1. Paying It Forward as Best We Can

The number one item on our list is that we continue to do what we can to help others.  I wanted to send a little praise Tammy's way for her recent efforts in trying to address food insecurity for the Wartburg students who remained in Waverly after the early end to the semester.  These students do not have food plans like they might during the normal semester.  Tammy cooked up a GFF turkey and a bunch of winter squash that was snapped up quickly.  And, on another date, she helped connect resources so a catered meal from the Diner in Waverly could be made available to these students.  And, yes, she was also involved in the Holiday Shoppe program in Bremer County. 


So, celebrate the coming of the new year as you see fit.  If you want to burn a 2020 calendar and say 'good riddance!' that's up to you.  But, in my mind, one of the best ways to move forward is to build on a solid foundation with good bones.  

Happy New Year to all.

Wednesday, December 30, 2020

End of Year Giving

One of the things I have become even more aware of since I started working with Pesticide Action Network (PAN) is how much non-profit organizations come to rely on the Giving Tuesday and "end of year" donations that come their way so they can continue with their work.  Certainly I have always had some knowledge of this.  But, there is nothing quite like being on the other side of the ball (so to speak) to really begin to appreciate a different perspective.

| Dataset excerpts |
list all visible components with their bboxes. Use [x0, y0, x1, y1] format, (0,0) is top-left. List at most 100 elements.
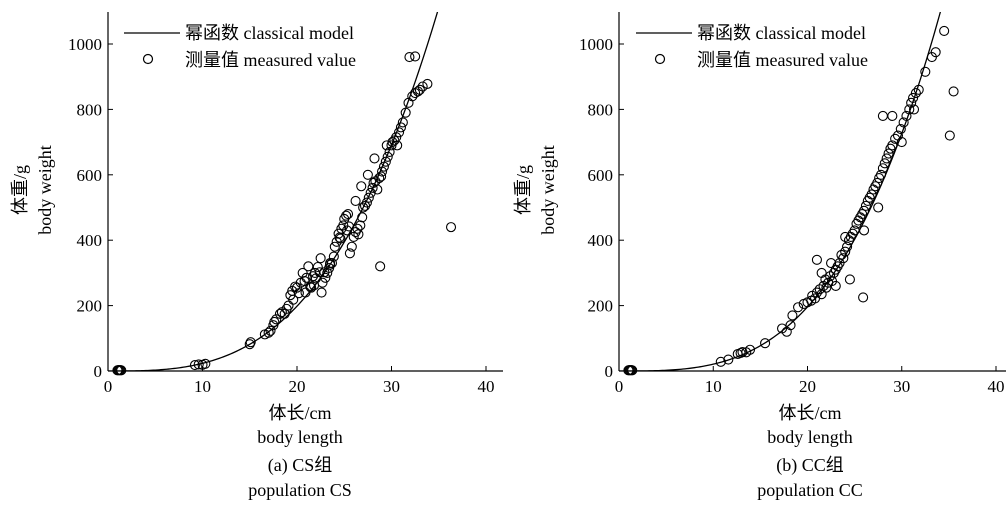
- x-tick-label-b: 30: [893, 377, 910, 396]
- data-point-b: [866, 189, 877, 200]
- xlabel-cn-a: 体长/cm: [269, 403, 332, 423]
- data-point-b: [879, 158, 890, 169]
- data-point-b: [896, 137, 907, 148]
- data-point-b: [873, 202, 884, 213]
- data-point-b: [939, 25, 950, 36]
- x-tick-label-a: 0: [104, 377, 113, 396]
- data-point-a: [395, 122, 407, 133]
- x-tick-label-b: 20: [799, 377, 816, 396]
- data-point-b: [930, 47, 941, 58]
- data-point-a: [404, 52, 415, 63]
- data-point-a: [312, 261, 323, 273]
- data-point-b: [840, 246, 851, 257]
- data-point-b: [840, 231, 851, 242]
- data-point-b: [887, 110, 898, 121]
- data-point-b: [895, 123, 906, 135]
- x-tick-label-a: 40: [478, 377, 495, 396]
- data-point-a: [288, 294, 299, 305]
- caption-en-b: population CC: [757, 480, 863, 500]
- legend-marker-label-b: 测量值 measured value: [697, 50, 868, 70]
- data-point-a: [380, 156, 391, 167]
- legend-line-label-b: 幂函数 classical model: [697, 23, 866, 43]
- data-point-a: [357, 212, 368, 223]
- legend-line-label-a: 幂函数 classical model: [185, 23, 354, 43]
- data-point-b: [735, 347, 746, 359]
- data-point-a: [376, 171, 387, 182]
- data-point-b: [910, 88, 921, 99]
- ylabel-en-b: body weight: [538, 145, 558, 235]
- data-point-b: [807, 290, 818, 301]
- data-point-a: [300, 287, 311, 298]
- data-point-a: [382, 151, 393, 162]
- y-tick-label-b: 800: [588, 100, 614, 119]
- data-point-a: [274, 308, 286, 319]
- xlabel-en-a: body length: [257, 427, 343, 447]
- data-point-b: [723, 354, 734, 365]
- data-point-b: [825, 271, 836, 282]
- data-point-a: [362, 169, 373, 180]
- data-point-b: [842, 241, 853, 252]
- x-tick-label-a: 20: [289, 377, 306, 396]
- data-point-a: [342, 208, 354, 220]
- y-tick-label-b: 1000: [579, 35, 613, 54]
- data-point-b: [826, 258, 837, 269]
- data-point-a: [265, 325, 276, 336]
- data-point-a: [315, 253, 326, 264]
- data-point-a: [422, 78, 433, 89]
- data-point-b: [838, 253, 849, 264]
- data-point-b: [906, 97, 917, 108]
- data-point-a: [308, 280, 320, 291]
- data-point-a: [350, 195, 361, 207]
- data-point-a: [299, 276, 310, 287]
- caption-en-a: population CS: [248, 480, 352, 500]
- data-point-a: [341, 210, 352, 221]
- ylabel-en-a: body weight: [35, 145, 55, 235]
- data-point-b: [849, 225, 860, 236]
- data-point-a: [189, 360, 200, 371]
- data-point-b: [811, 254, 822, 265]
- data-point-a: [445, 222, 457, 233]
- data-point-a: [417, 81, 428, 92]
- data-point-a: [400, 107, 411, 118]
- data-point-b: [816, 267, 827, 278]
- y-tick-label-b: 600: [588, 166, 614, 185]
- data-point-b: [793, 302, 804, 313]
- caption-b: (b) CC组: [776, 455, 844, 476]
- data-point-a: [245, 337, 256, 348]
- data-point-b: [715, 356, 726, 367]
- data-point-a: [394, 127, 405, 138]
- caption-a: (a) CS组: [268, 455, 333, 476]
- data-point-a: [361, 197, 372, 208]
- legend-marker-label-a: 测量值 measured value: [185, 50, 356, 70]
- data-point-b: [944, 130, 955, 141]
- y-tick-label-b: 200: [588, 297, 614, 316]
- data-point-a: [116, 365, 127, 376]
- data-point-a: [392, 140, 403, 151]
- data-point-b: [908, 104, 920, 115]
- data-point-a: [391, 132, 402, 143]
- data-point-a: [271, 314, 282, 325]
- data-point-a: [367, 182, 378, 193]
- data-point-b: [787, 310, 798, 321]
- data-point-a: [344, 248, 355, 259]
- data-point-a: [244, 339, 255, 350]
- data-point-b: [844, 274, 855, 285]
- data-point-b: [858, 205, 870, 216]
- xlabel-cn-b: 体长/cm: [779, 403, 842, 423]
- data-point-a: [376, 166, 388, 177]
- data-point-b: [948, 86, 959, 97]
- data-point-a: [397, 117, 408, 128]
- data-point-a: [279, 308, 290, 319]
- x-tick-label-a: 10: [194, 377, 211, 396]
- data-point-b: [744, 344, 756, 355]
- data-point-a: [320, 272, 331, 283]
- xlabel-en-b: body length: [767, 427, 853, 447]
- ylabel-cn-a: 体重/g: [10, 165, 30, 215]
- data-point-a: [414, 84, 425, 95]
- legend-marker-sample-a: [142, 53, 154, 65]
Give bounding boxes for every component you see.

| Directive 1 |
According to the text excerpt, what did Tammy cook for the Wartburg students who remained in Waverly?
| Directive 2 |
From the text excerpt, extract the passage that opens with the words containing "1. Paying It" and closes with "in Bremer County.", copying it word for word.

| Final result 1 |
A GFF turkey and a bunch of winter squash.

| Final result 2 |
1. Paying It Forward as Best We Can

The number one item on our list is that we continue to do what we can to help others.  I wanted to send a little praise Tammy's way for her recent efforts in trying to address food insecurity for the Wartburg students who remained in Waverly after the early end to the semester.  These students do not have food plans like they might during the normal semester.  Tammy cooked up a GFF turkey and a bunch of winter squash that was snapped up quickly.  And, on another date, she helped connect resources so a catered meal from the Diner in Waverly could be made available to these students.  And, yes, she was also involved in the Holiday Shoppe program in Bremer County.